| Problem requirements |
Every line from the one that contains "Serialize everything readable" to the last line of the listing below should be quoted verbatim. Pictures are excluded.

| Stored data |
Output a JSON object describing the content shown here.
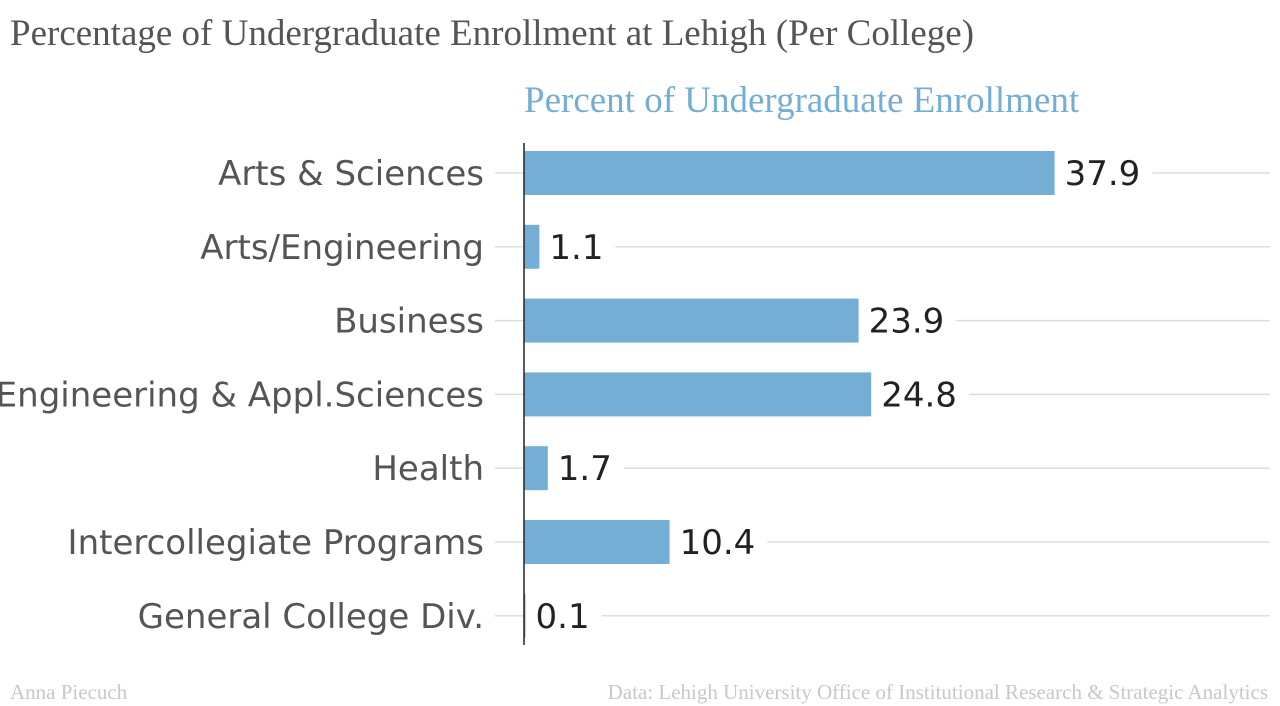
{
  "title": "Percentage of Undergraduate Enrollment at Lehigh (Per College)",
  "footer": {
    "author": "Anna Piecuch",
    "source": "Data: Lehigh University Office of Institutional Research & Strategic Analytics"
  },
  "colors": {
    "bar": "#74aed4",
    "series_label": "#74aed4",
    "gridline": "#dddddd",
    "axis": "#222222"
  },
  "chart_data": {
    "type": "bar",
    "orientation": "horizontal",
    "categories": [
      "Arts & Sciences",
      "Arts/Engineering",
      "Business",
      "Engineering & Appl.Sciences",
      "Health",
      "Intercollegiate Programs",
      "General College Div."
    ],
    "series": [
      {
        "name": "Percent of Undergraduate Enrollment",
        "values": [
          37.9,
          1.1,
          23.9,
          24.8,
          1.7,
          10.4,
          0.1
        ]
      }
    ],
    "value_labels": [
      "37.9",
      "1.1",
      "23.9",
      "24.8",
      "1.7",
      "10.4",
      "0.1"
    ],
    "title": "Percentage of Undergraduate Enrollment at Lehigh (Per College)",
    "xlabel": "",
    "ylabel": "",
    "xlim": [
      0,
      42
    ],
    "grid": true,
    "legend": "none"
  }
}
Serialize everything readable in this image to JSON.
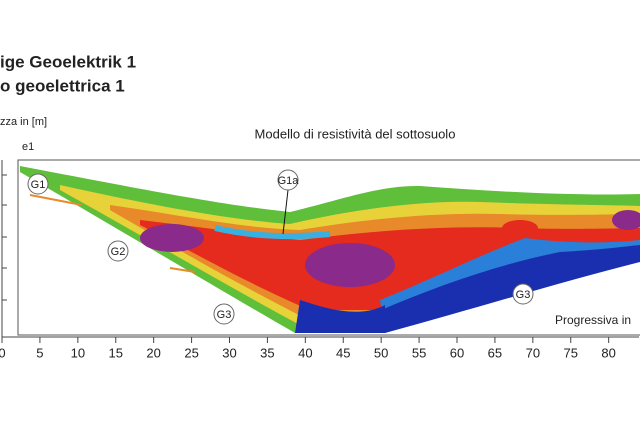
{
  "header": {
    "line1": "ige Geoelektrik 1",
    "line2": "o geoelettrica 1"
  },
  "chart_data": {
    "type": "section",
    "title": "Modello di resistività del sottosuolo",
    "y_axis_label": "zza in [m]",
    "profile_label": "e1",
    "x_axis_label": "Progressiva in",
    "xlim": [
      0,
      84
    ],
    "xticks": [
      0,
      5,
      10,
      15,
      20,
      25,
      30,
      35,
      40,
      45,
      50,
      55,
      60,
      65,
      70,
      75,
      80
    ],
    "annotations": [
      "G1",
      "G1a",
      "G2",
      "G3",
      "G3"
    ]
  }
}
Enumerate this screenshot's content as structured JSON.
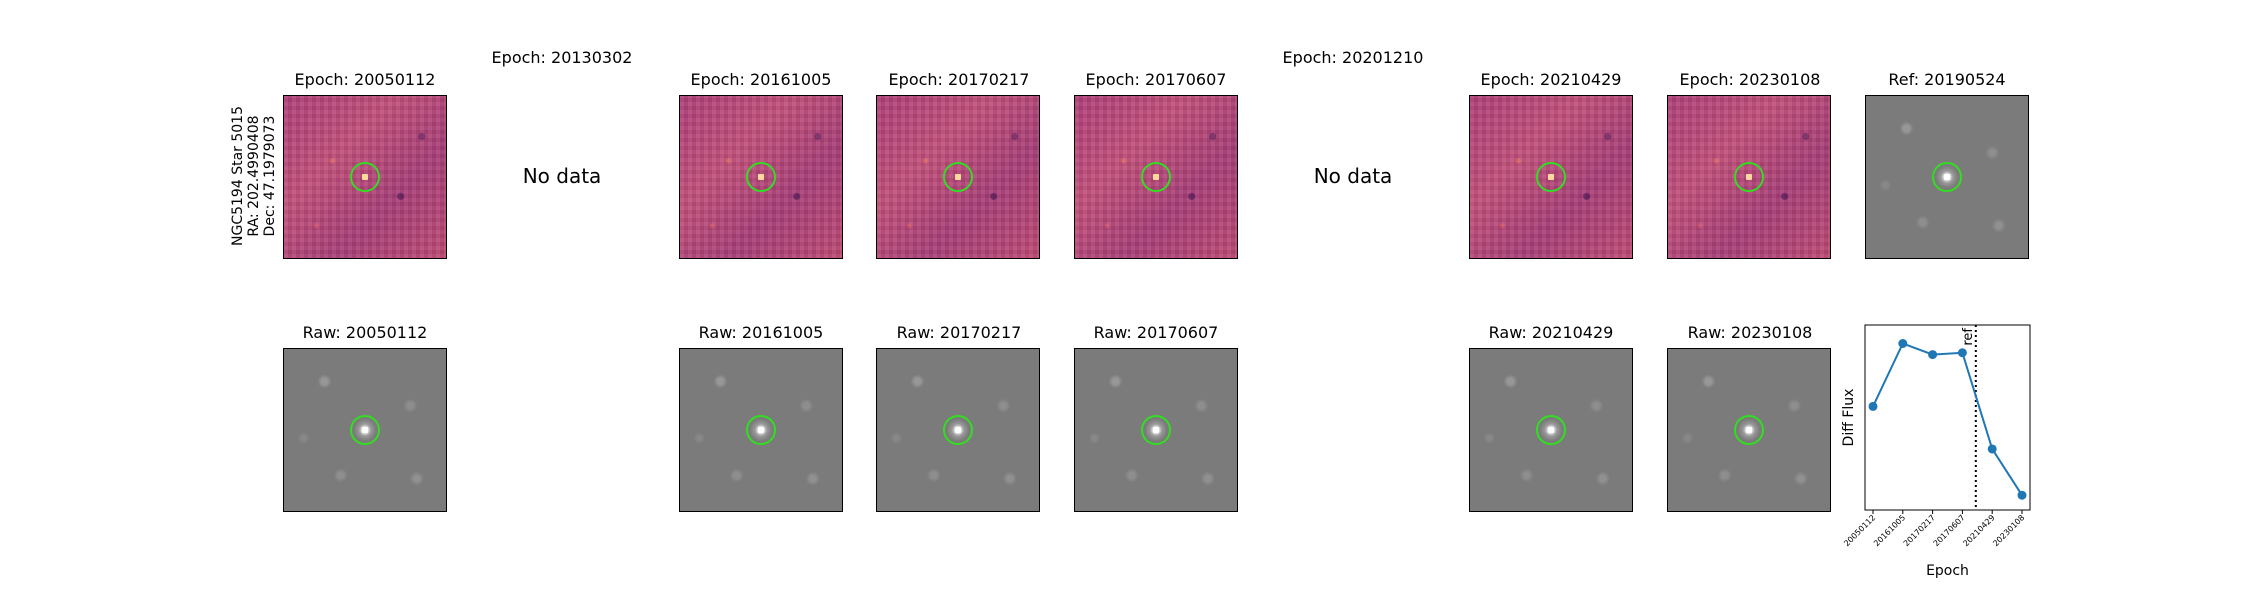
{
  "object_label": {
    "line1": "NGC5194 Star 5015",
    "line2": "RA: 202.4990408",
    "line3": "Dec: 47.1979073"
  },
  "no_data_text": "No data",
  "top_titles": {
    "e20050112": "Epoch: 20050112",
    "e20130302": "Epoch: 20130302",
    "e20161005": "Epoch: 20161005",
    "e20170217": "Epoch: 20170217",
    "e20170607": "Epoch: 20170607",
    "e20201210": "Epoch: 20201210",
    "e20210429": "Epoch: 20210429",
    "e20230108": "Epoch: 20230108",
    "ref": "Ref: 20190524"
  },
  "bottom_titles": {
    "r20050112": "Raw: 20050112",
    "r20161005": "Raw: 20161005",
    "r20170217": "Raw: 20170217",
    "r20170607": "Raw: 20170607",
    "r20210429": "Raw: 20210429",
    "r20230108": "Raw: 20230108"
  },
  "colors": {
    "series": "#1f77b4",
    "circle": "#33dd22"
  },
  "chart_data": {
    "type": "line",
    "categories": [
      "20050112",
      "20161005",
      "20170217",
      "20170607",
      "20210429",
      "20230108"
    ],
    "values": [
      0.56,
      0.9,
      0.84,
      0.85,
      0.33,
      0.08
    ],
    "ylim": [
      0,
      1
    ],
    "xlabel": "Epoch",
    "ylabel": "Diff Flux",
    "ref_line": {
      "position_between": [
        3,
        4
      ],
      "fraction": 0.45,
      "label": "ref"
    },
    "grid": false
  }
}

| Exercise solution |
Serialize everything readable in this image to JSON.
{
  "header": {
    "line1": "ige Geoelektrik 1",
    "line2": "o geoelettrica 1"
  },
  "chart_data": {
    "type": "section",
    "title": "Modello di resistività del sottosuolo",
    "y_axis_label": "zza in [m]",
    "profile_label": "e1",
    "x_axis_label": "Progressiva in",
    "xlim": [
      0,
      84
    ],
    "xticks": [
      0,
      5,
      10,
      15,
      20,
      25,
      30,
      35,
      40,
      45,
      50,
      55,
      60,
      65,
      70,
      75,
      80
    ],
    "annotations": [
      "G1",
      "G1a",
      "G2",
      "G3",
      "G3"
    ]
  }
}
Enumerate this screenshot's content as structured JSON.
{
  "object_label": {
    "line1": "NGC5194 Star 5015",
    "line2": "RA: 202.4990408",
    "line3": "Dec: 47.1979073"
  },
  "no_data_text": "No data",
  "top_titles": {
    "e20050112": "Epoch: 20050112",
    "e20130302": "Epoch: 20130302",
    "e20161005": "Epoch: 20161005",
    "e20170217": "Epoch: 20170217",
    "e20170607": "Epoch: 20170607",
    "e20201210": "Epoch: 20201210",
    "e20210429": "Epoch: 20210429",
    "e20230108": "Epoch: 20230108",
    "ref": "Ref: 20190524"
  },
  "bottom_titles": {
    "r20050112": "Raw: 20050112",
    "r20161005": "Raw: 20161005",
    "r20170217": "Raw: 20170217",
    "r20170607": "Raw: 20170607",
    "r20210429": "Raw: 20210429",
    "r20230108": "Raw: 20230108"
  },
  "colors": {
    "series": "#1f77b4",
    "circle": "#33dd22"
  },
  "chart_data": {
    "type": "line",
    "categories": [
      "20050112",
      "20161005",
      "20170217",
      "20170607",
      "20210429",
      "20230108"
    ],
    "values": [
      0.56,
      0.9,
      0.84,
      0.85,
      0.33,
      0.08
    ],
    "ylim": [
      0,
      1
    ],
    "xlabel": "Epoch",
    "ylabel": "Diff Flux",
    "ref_line": {
      "position_between": [
        3,
        4
      ],
      "fraction": 0.45,
      "label": "ref"
    },
    "grid": false
  }
}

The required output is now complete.